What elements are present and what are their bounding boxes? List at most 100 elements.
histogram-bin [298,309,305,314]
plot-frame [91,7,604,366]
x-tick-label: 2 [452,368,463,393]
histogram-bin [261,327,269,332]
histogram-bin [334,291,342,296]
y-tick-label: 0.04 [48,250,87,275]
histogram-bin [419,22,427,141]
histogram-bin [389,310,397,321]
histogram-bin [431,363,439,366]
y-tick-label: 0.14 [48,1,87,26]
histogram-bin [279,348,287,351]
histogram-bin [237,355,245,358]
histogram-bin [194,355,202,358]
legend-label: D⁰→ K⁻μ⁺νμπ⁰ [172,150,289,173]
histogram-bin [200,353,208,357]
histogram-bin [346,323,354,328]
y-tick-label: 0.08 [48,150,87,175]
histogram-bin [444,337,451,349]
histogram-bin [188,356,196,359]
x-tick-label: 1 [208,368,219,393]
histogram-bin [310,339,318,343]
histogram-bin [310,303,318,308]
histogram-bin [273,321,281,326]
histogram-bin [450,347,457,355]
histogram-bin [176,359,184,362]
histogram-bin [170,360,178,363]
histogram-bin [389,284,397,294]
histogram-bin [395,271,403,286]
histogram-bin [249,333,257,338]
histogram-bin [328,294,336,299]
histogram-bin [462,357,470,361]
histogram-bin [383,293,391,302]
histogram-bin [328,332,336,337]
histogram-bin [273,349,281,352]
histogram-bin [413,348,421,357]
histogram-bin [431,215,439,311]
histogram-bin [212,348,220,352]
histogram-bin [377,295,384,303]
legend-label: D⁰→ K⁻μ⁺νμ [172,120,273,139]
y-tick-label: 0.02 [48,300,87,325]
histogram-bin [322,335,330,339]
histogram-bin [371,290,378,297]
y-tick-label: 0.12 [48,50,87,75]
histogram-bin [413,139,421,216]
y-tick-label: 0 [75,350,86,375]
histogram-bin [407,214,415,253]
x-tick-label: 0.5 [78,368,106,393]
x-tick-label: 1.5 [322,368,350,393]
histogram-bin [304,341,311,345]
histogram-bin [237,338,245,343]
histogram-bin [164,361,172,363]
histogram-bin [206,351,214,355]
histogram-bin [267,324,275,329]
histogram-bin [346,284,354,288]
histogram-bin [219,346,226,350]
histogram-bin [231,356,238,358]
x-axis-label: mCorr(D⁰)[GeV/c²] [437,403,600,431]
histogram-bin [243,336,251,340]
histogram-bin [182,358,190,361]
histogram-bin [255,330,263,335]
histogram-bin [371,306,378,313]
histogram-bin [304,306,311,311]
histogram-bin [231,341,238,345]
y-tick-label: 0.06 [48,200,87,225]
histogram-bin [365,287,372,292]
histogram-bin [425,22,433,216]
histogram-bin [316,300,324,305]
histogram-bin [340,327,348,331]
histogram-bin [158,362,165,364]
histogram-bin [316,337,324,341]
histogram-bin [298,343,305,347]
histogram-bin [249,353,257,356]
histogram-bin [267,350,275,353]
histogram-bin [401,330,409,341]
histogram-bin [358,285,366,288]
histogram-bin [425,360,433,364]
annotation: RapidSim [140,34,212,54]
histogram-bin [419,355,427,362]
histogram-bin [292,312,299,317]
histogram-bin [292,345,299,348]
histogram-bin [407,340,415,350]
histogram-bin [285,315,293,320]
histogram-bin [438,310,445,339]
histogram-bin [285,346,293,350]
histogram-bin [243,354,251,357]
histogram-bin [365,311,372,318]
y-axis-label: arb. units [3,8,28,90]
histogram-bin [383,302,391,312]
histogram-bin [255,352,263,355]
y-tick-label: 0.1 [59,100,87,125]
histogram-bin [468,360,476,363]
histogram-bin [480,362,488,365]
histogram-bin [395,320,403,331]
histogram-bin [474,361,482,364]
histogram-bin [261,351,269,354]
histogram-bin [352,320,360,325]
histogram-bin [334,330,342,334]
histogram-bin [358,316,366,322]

---+---

* WRITTEN REQUEST:
Rewrite the records with every occurrence of "histogram-bin" changed to "bar", leaving all other text unchanged.

* SOLVED PROBLEM:
What elements are present and what are their bounding boxes? List at most 100 elements.
bar [298,309,305,314]
plot-frame [91,7,604,366]
x-tick-label: 2 [452,368,463,393]
bar [261,327,269,332]
bar [334,291,342,296]
y-tick-label: 0.04 [48,250,87,275]
bar [419,22,427,141]
bar [389,310,397,321]
bar [431,363,439,366]
y-tick-label: 0.14 [48,1,87,26]
bar [279,348,287,351]
bar [237,355,245,358]
bar [194,355,202,358]
legend-label: D⁰→ K⁻μ⁺νμπ⁰ [172,150,289,173]
bar [200,353,208,357]
bar [346,323,354,328]
y-tick-label: 0.08 [48,150,87,175]
bar [444,337,451,349]
bar [188,356,196,359]
x-tick-label: 1 [208,368,219,393]
bar [310,339,318,343]
bar [310,303,318,308]
bar [273,321,281,326]
bar [450,347,457,355]
bar [176,359,184,362]
bar [170,360,178,363]
bar [389,284,397,294]
bar [395,271,403,286]
bar [249,333,257,338]
bar [328,294,336,299]
bar [462,357,470,361]
bar [383,293,391,302]
bar [328,332,336,337]
bar [273,349,281,352]
bar [413,348,421,357]
bar [431,215,439,311]
bar [212,348,220,352]
bar [377,295,384,303]
legend-label: D⁰→ K⁻μ⁺νμ [172,120,273,139]
y-tick-label: 0.02 [48,300,87,325]
bar [322,335,330,339]
bar [371,290,378,297]
y-tick-label: 0.12 [48,50,87,75]
bar [413,139,421,216]
y-tick-label: 0 [75,350,86,375]
bar [407,214,415,253]
x-tick-label: 0.5 [78,368,106,393]
x-tick-label: 1.5 [322,368,350,393]
bar [304,341,311,345]
bar [237,338,245,343]
bar [164,361,172,363]
bar [206,351,214,355]
bar [267,324,275,329]
bar [346,284,354,288]
bar [219,346,226,350]
bar [231,356,238,358]
x-axis-label: mCorr(D⁰)[GeV/c²] [437,403,600,431]
bar [243,336,251,340]
bar [182,358,190,361]
bar [255,330,263,335]
bar [371,306,378,313]
bar [304,306,311,311]
bar [231,341,238,345]
y-tick-label: 0.06 [48,200,87,225]
bar [365,287,372,292]
bar [425,22,433,216]
bar [316,300,324,305]
bar [340,327,348,331]
bar [158,362,165,364]
bar [316,337,324,341]
bar [298,343,305,347]
bar [249,353,257,356]
bar [267,350,275,353]
bar [401,330,409,341]
bar [358,285,366,288]
bar [425,360,433,364]
annotation: RapidSim [140,34,212,54]
bar [419,355,427,362]
bar [292,312,299,317]
bar [292,345,299,348]
bar [407,340,415,350]
bar [285,315,293,320]
bar [438,310,445,339]
bar [285,346,293,350]
bar [243,354,251,357]
bar [365,311,372,318]
y-axis-label: arb. units [3,8,28,90]
bar [383,302,391,312]
bar [255,352,263,355]
y-tick-label: 0.1 [59,100,87,125]
bar [468,360,476,363]
bar [480,362,488,365]
bar [395,320,403,331]
bar [474,361,482,364]
bar [261,351,269,354]
bar [352,320,360,325]
bar [334,330,342,334]
bar [358,316,366,322]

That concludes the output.